MATERIAL PROVIDED →
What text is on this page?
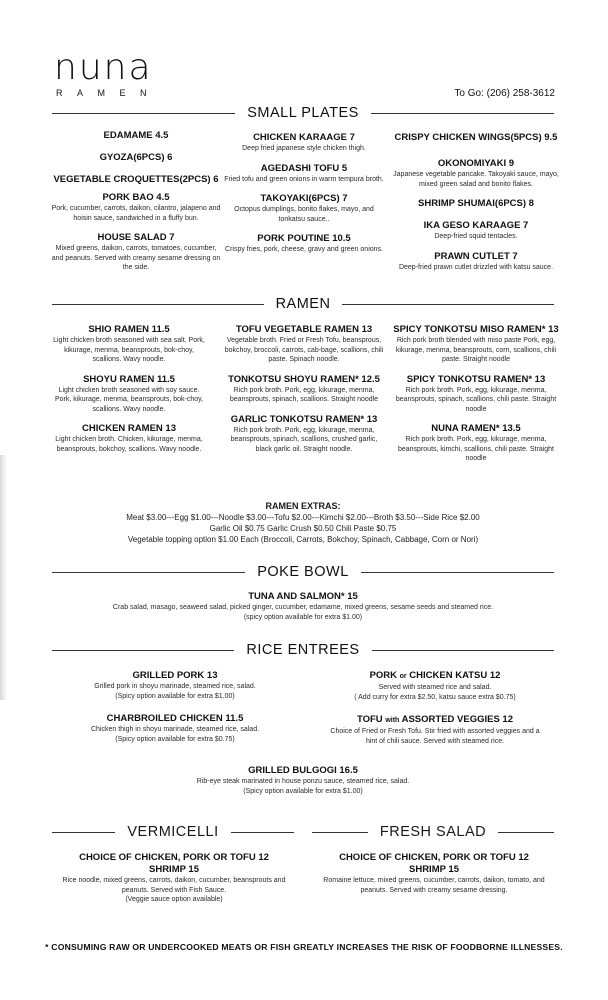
nuna
RAMEN	To Go: (206) 258-3612
SMALL PLATES
EDAMAME 4.5
GYOZA(6PCS) 6
VEGETABLE CROQUETTES(2PCS) 6
PORK BAO 4.5
Pork, cucumber, carrots, daikon, cilantro, jalapeno and hoisin sauce, sandwiched in a fluffy bun.
HOUSE SALAD 7
Mixed greens, daikon, carrots, tomatoes, cucumber, and peanuts. Served with creamy sesame dressing on the side.
CHICKEN KARAAGE 7
Deep fried japanese style chicken thigh.
AGEDASHI TOFU 5
Fried tofu and green onions in warm tempura broth.
TAKOYAKI(6PCS) 7
Octopus dumplings, bonito flakes, mayo, and tonkatsu sauce..
PORK POUTINE 10.5
Crispy fries, pork, cheese, gravy and green onions.
CRISPY CHICKEN WINGS(5PCS) 9.5
OKONOMIYAKI 9
Japanese vegetable pancake. Takoyaki sauce, mayo, mixed green salad and bonito flakes.
SHRIMP SHUMAI(6PCS) 8
IKA GESO KARAAGE 7
Deep-fried squid tentacles.
PRAWN CUTLET 7
Deep-fried prawn cutlet drizzled with katsu sauce.
RAMEN
SHIO RAMEN 11.5
Light chicken broth seasoned with sea salt. Pork, kikurage, menma, beansprouts, bok-choy, scallions. Wavy noodle.
SHOYU RAMEN 11.5
Light chicken broth seasoned with soy sauce. Pork, kikurage, menma, beansprouts, bok-choy, scallions. Wavy noodle.
CHICKEN RAMEN 13
Light chicken broth. Chicken, kikurage, menma, beansprouts, bokchoy, scallions. Wavy noodle.
TOFU VEGETABLE RAMEN 13
Vegetable broth. Fried or Fresh Tofu, beansprous, bokchoy, broccoli, carrots, cab-bage, scallions, chili paste. Spinach noodle.
TONKOTSU SHOYU RAMEN* 12.5
Rich pork broth. Pork, egg, kikurage, menma, beansprouts, spinach, scallions. Straight noodle
GARLIC TONKOTSU RAMEN* 13
Rich pork broth. Pork, egg, kikurage, menma, beansprouts, spinach, scallions, crushed garlic, black garlic oil. Straight noodle.
SPICY TONKOTSU MISO RAMEN* 13
Rich pork broth blended with miso paste Pork, egg, kikurage, menma, beansprouts, corn, scallions, chili paste. Straight noodle
SPICY TONKOTSU RAMEN* 13
Rich pork broth. Pork, egg, kikurage, menma, beansprouts, spinach, scallions, chili paste. Straight noodle
NUNA RAMEN* 13.5
Rich pork broth. Pork, egg, kikurage, menma, beansprouts, kimchi, scallions, chili paste. Straight noodle
RAMEN EXTRAS:
Meat $3.00---Egg $1.00---Noodle $3.00---Tofu $2.00---Kimchi $2.00---Broth $3.50---Side Rice $2.00
Garlic Oil $0.75 Garlic Crush $0.50 Chili Paste $0.75
Vegetable topping option $1.00 Each (Broccoli, Carrots, Bokchoy, Spinach, Cabbage, Corn or Nori)
POKE BOWL
TUNA AND SALMON* 15
Crab salad, masago, seaweed salad, picked ginger, cucumber, edamame, mixed greens, sesame seeds and steamed rice.
(spicy option available for extra $1.00)
RICE ENTREES
GRILLED PORK 13
Grilled pork in shoyu marinade, steamed rice, salad.
(Spicy option available for extra $1.00)
CHARBROILED CHICKEN 11.5
Chicken thigh in shoyu marinade, steamed rice, salad.
(Spicy option available for extra $0.75)
PORK or CHICKEN KATSU 12
Served with steamed rice and salad.
( Add curry for extra $2.50, katsu sauce extra $0.75)
TOFU with ASSORTED VEGGIES 12
Choice of Fried or Fresh Tofu. Stir fried with assorted veggies and a hint of chili sauce. Served with steamed rice.
GRILLED BULGOGI 16.5
Rib-eye steak marinated in house ponzu sauce, steamed rice, salad.
(Spicy option available for extra $1.00)
VERMICELLI	FRESH SALAD
CHOICE OF CHICKEN, PORK OR TOFU 12
SHRIMP 15
Rice noodle, mixed greens, carrots, daikon, cucumber, beansprouts and peanuts. Served with Fish Sauce.
(Veggie sauce option available)
CHOICE OF CHICKEN, PORK OR TOFU 12
SHRIMP 15
Romaine lettuce, mixed greens, cucumber, carrots, daikon, tomato, and peanuts. Served with creamy sesame dressing.
* CONSUMING RAW OR UNDERCOOKED MEATS OR FISH GREATLY INCREASES THE RISK OF FOODBORNE ILLNESSES.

REQUIREMENTS → State the count of lines with the word "Rich" in them, and write nothing else.

EXERCISE SOLUTION → 5